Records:

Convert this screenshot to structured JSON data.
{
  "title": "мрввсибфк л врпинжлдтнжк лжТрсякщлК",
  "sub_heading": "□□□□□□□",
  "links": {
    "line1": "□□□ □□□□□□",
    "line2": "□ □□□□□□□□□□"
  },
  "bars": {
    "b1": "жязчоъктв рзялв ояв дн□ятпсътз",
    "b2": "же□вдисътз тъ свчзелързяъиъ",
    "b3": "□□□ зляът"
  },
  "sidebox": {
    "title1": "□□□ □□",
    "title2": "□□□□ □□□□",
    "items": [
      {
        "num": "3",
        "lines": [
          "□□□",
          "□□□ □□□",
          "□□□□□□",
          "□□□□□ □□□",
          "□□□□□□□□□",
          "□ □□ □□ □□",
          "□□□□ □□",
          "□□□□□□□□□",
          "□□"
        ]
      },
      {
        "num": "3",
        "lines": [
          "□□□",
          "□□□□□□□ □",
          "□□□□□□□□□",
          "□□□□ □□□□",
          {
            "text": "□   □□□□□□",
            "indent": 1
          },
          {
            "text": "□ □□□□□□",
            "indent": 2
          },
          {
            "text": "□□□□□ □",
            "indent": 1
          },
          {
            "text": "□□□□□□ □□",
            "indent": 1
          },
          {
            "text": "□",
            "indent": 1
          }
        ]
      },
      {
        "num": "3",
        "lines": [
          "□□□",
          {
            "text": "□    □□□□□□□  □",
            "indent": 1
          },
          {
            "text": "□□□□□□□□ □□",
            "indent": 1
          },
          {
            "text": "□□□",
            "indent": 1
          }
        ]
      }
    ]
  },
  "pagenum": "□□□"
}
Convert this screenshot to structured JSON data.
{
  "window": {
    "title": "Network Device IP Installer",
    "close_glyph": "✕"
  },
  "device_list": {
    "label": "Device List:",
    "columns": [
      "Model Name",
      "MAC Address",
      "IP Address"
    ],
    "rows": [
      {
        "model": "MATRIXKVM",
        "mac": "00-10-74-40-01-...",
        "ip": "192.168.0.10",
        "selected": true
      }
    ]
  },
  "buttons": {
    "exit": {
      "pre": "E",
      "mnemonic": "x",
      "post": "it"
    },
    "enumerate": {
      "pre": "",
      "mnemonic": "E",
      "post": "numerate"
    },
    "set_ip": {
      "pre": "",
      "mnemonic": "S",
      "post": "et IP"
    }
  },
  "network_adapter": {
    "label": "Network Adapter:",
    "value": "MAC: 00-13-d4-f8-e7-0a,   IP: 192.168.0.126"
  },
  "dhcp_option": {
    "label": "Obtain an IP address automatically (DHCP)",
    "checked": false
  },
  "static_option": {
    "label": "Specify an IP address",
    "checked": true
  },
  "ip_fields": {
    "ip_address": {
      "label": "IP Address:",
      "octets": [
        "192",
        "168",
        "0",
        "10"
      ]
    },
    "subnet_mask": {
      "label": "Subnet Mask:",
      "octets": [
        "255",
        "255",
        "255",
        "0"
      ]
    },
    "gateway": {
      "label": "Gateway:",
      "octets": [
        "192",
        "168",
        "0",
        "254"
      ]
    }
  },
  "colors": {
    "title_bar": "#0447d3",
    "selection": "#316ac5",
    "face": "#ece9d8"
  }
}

* **GIVEN PROBLEM**
Every entry must be retyped in full, exactly as given.

* **FINAL ANSWER**
Convert this screenshot to structured JSON data.
{
  "title": "мрввсибфк л врпинжлдтнжк лжТрсякщлК",
  "sub_heading": "□□□□□□□",
  "links": {
    "line1": "□□□ □□□□□□",
    "line2": "□ □□□□□□□□□□"
  },
  "bars": {
    "b1": "жязчоъктв рзялв ояв дн□ятпсътз",
    "b2": "же□вдисътз тъ свчзелързяъиъ",
    "b3": "□□□ зляът"
  },
  "sidebox": {
    "title1": "□□□ □□",
    "title2": "□□□□ □□□□",
    "items": [
      {
        "num": "3",
        "lines": [
          "□□□",
          "□□□ □□□",
          "□□□□□□",
          "□□□□□ □□□",
          "□□□□□□□□□",
          "□ □□ □□ □□",
          "□□□□ □□",
          "□□□□□□□□□",
          "□□"
        ]
      },
      {
        "num": "3",
        "lines": [
          "□□□",
          "□□□□□□□ □",
          "□□□□□□□□□",
          "□□□□ □□□□",
          {
            "text": "□   □□□□□□",
            "indent": 1
          },
          {
            "text": "□ □□□□□□",
            "indent": 2
          },
          {
            "text": "□□□□□ □",
            "indent": 1
          },
          {
            "text": "□□□□□□ □□",
            "indent": 1
          },
          {
            "text": "□",
            "indent": 1
          }
        ]
      },
      {
        "num": "3",
        "lines": [
          "□□□",
          {
            "text": "□    □□□□□□□  □",
            "indent": 1
          },
          {
            "text": "□□□□□□□□ □□",
            "indent": 1
          },
          {
            "text": "□□□",
            "indent": 1
          }
        ]
      }
    ]
  },
  "pagenum": "□□□"
}
Convert this screenshot to structured JSON data.
{
  "window": {
    "title": "Network Device IP Installer",
    "close_glyph": "✕"
  },
  "device_list": {
    "label": "Device List:",
    "columns": [
      "Model Name",
      "MAC Address",
      "IP Address"
    ],
    "rows": [
      {
        "model": "MATRIXKVM",
        "mac": "00-10-74-40-01-...",
        "ip": "192.168.0.10",
        "selected": true
      }
    ]
  },
  "buttons": {
    "exit": {
      "pre": "E",
      "mnemonic": "x",
      "post": "it"
    },
    "enumerate": {
      "pre": "",
      "mnemonic": "E",
      "post": "numerate"
    },
    "set_ip": {
      "pre": "",
      "mnemonic": "S",
      "post": "et IP"
    }
  },
  "network_adapter": {
    "label": "Network Adapter:",
    "value": "MAC: 00-13-d4-f8-e7-0a,   IP: 192.168.0.126"
  },
  "dhcp_option": {
    "label": "Obtain an IP address automatically (DHCP)",
    "checked": false
  },
  "static_option": {
    "label": "Specify an IP address",
    "checked": true
  },
  "ip_fields": {
    "ip_address": {
      "label": "IP Address:",
      "octets": [
        "192",
        "168",
        "0",
        "10"
      ]
    },
    "subnet_mask": {
      "label": "Subnet Mask:",
      "octets": [
        "255",
        "255",
        "255",
        "0"
      ]
    },
    "gateway": {
      "label": "Gateway:",
      "octets": [
        "192",
        "168",
        "0",
        "254"
      ]
    }
  },
  "colors": {
    "title_bar": "#0447d3",
    "selection": "#316ac5",
    "face": "#ece9d8"
  }
}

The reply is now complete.